(Objective A)
Rewrite the part of the Konosuke nakiri review from "I find the White" up to and including "had so far.", replacing "gyuto" with "chef's knife".
(Objective B)
Pick up the Konosuke nakiri review thread at the point where the text ends and keep writing it.

# Konosuke FM 195 Nakiri W#1 quick review



## esoo (Dec 22, 2021)

Okay, so I've had this for a few months now, time for a quick review











Quick specs - 183x55, 218g balance about 5mm in front of the heel.

Flat profile with a raised tip suits my technique - I've never been comfortable with a nakiri with a raised tip and heel. At this weight, it works so much nicer than any lighter nakiri I've used - makes it easy to get a great rhythm going in either tap-chopping or push cutting.

I find the White 1 steel in this heads above what I had in a FM White 2 gyuto - very easy to sharpen and stays sharp longer than I experienced with the White 2. The white 2 in the gyuto was a pain in the *ss.

Fit and Finish is similar to any Kono that I've had. Finishing here is like the FMs. If there is any knock here about the finishing, it would be about the grind. Grind is a thin convex on the left side. Right side convex is a bit wonky - there is a thicker convex at the tip then at the heel. I haven't tried a polish so I don't know how uneven it really is. One of the best Kono handles I've had so far.

Bottom line - Favourite nakiri of all the ones I've tried so far.


----------



## ModRQC (Dec 24, 2021)

Can we get a complementary choil shot?


----------



## esoo (Dec 26, 2021)

ModRQC said:


> Can we get a complementary choil shot?



Better late than never...


----------



## ModRQC (Dec 26, 2021)

It’s a beautiful piece.


----------



## esoo (Feb 10, 2022)

(Material provided)

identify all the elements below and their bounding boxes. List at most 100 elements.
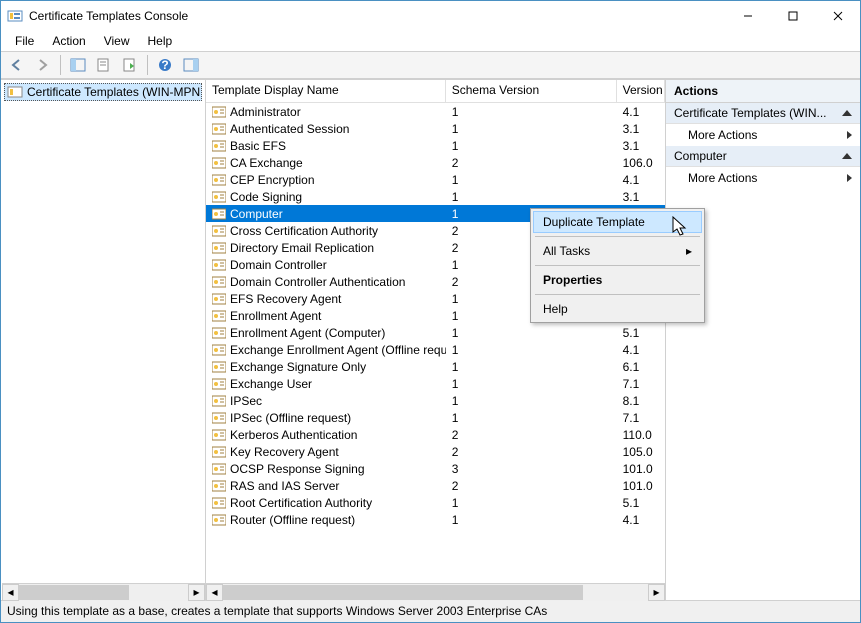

(Task result A)
I find the White 1 steel in this heads above what I had in a FM White 2 chef's knife - very easy to sharpen and stays sharp longer than I experienced with the White 2. The white 2 in the chef's knife was a pain in the *ss.

Fit and Finish is similar to any Kono that I've had. Finishing here is like the FMs. If there is any knock here about the finishing, it would be about the grind. Grind is a thin convex on the left side. Right side convex is a bit wonky - there is a thicker convex at the tip then at the heel. I haven't tried a polish so I don't know how uneven it really is. One of the best Kono handles I've had so far.

(Task result B)
esoo said:


> If there is any knock here about the finishing, it would be about the grind. Grind is a thin convex on the left side. Right side convex is a bit wonky - there is a thicker convex at the tip then at the heel. I haven't tried a polish so I don't know how uneven it really is. One of the best Kono handles I've had so far.



Been meaning to add this in for a while. The grind on this thing is very much preference to a right-hander. It's not that when used by a lefty it is bad, it just acts like more like a laser than what a knife of this weight should be like. The best way of saying this in a exageratted way, is that the left side is ground like an Ashi laser, while the right side gets the full convex treatment (nicely convexed up to about 75 percent up the knife, and then slightly thinner to help food release). I had noticed this at Christmas when trying to slice cucumbers and mushrooms and they just wanted to stay on the blade.

So it is the best nakiri I've used so far, and it would be near perfect if it was ground for a lefty instead of a righty.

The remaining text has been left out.